-- START OF DOCUMENT SECTION --

Single by AKA featuring Yanga Chief

from the album Touch My Blood
- Language: Zulu language
- English title: Turn Around
- Released: 21 January 2019
- Recorded: 2018
- Genre: Hip hop; Afro-pop;
- Length: 5:04
- Label: Beam Group
- Songwriter(s): Kiernan Forbes; Yanga Ntshakaza; Ayoola Oladapo Agboola;
- Producer(s): KDDO

AKA singles chronology
| "Fela in Versace" (2018) | "Jika" (2019) | "Main Ou's" (2019) |

Yanga Chief singles chronology
| "Iyeaus" (2018) | "Jika" (2019) | "Juju Remix" (2019) |

Music video
- "Jika" (Official video on YouTube

Official audio
- "Jika" on YouTube

= Jika (AKA song) =

2019 song by AKA

"Jika" is a single by South African rapper AKA taken from his third studio album Touch My Blood. It was re-released on 21 January 2019 through Beam Group, features guest appearance from frequent collaborator Yanga Chief, and production from KDDO.

In 2020 the single won South African Music Award for Best Music Video of the Year, and was nominated for Record of the Year.

-- END OF DOCUMENT SECTION --

» **SHORT PROBLEM 1**
In the page about the song "Jika," rewrite the paragraph beginning ""Jika" is a single by South African rapper AKA" as a short bulleted list that keeps its main facts.
» **SHORT PROBLEM 2**
List every songwriter credited on the song in the page about "Jika."
» **SHORT PROBLEM 3**
Reproduce the passage from the page about the song "Jika" without changes, starting at "Yanga Chief singles" and ending at "production from KDDO.".

-- START OF SOURCE EXCERPT --

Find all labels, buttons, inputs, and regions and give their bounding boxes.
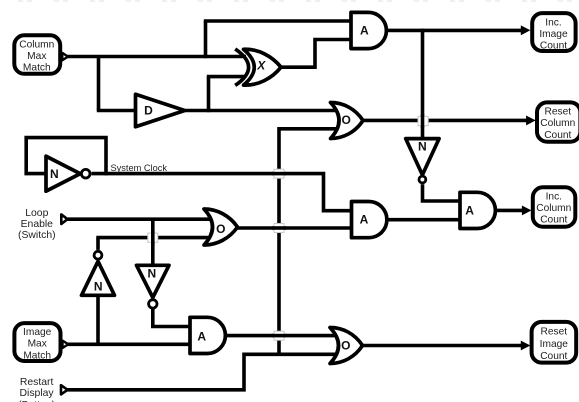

-- END OF SOURCE EXCERPT --

» **EXERCISE ANSWER 1**
- Single by South African rapper AKA from his third studio album, Touch My Blood
- Re-released on 21 January 2019 through Beam Group
- Features frequent collaborator Yanga Chief
- Produced by KDDO

» **EXERCISE ANSWER 2**
- Kiernan Forbes
- Yanga Ntshakaza
- Ayoola Oladapo Agboola

» **EXERCISE ANSWER 3**
Yanga Chief singles chronology
| "Iyeaus" (2018) | "Jika" (2019) | "Juju Remix" (2019) |

Music video
- "Jika" (Official video on YouTube

Official audio
- "Jika" on YouTube

= Jika (AKA song) =

2019 song by AKA

"Jika" is a single by South African rapper AKA taken from his third studio album Touch My Blood. It was re-released on 21 January 2019 through Beam Group, features guest appearance from frequent collaborator Yanga Chief, and production from KDDO.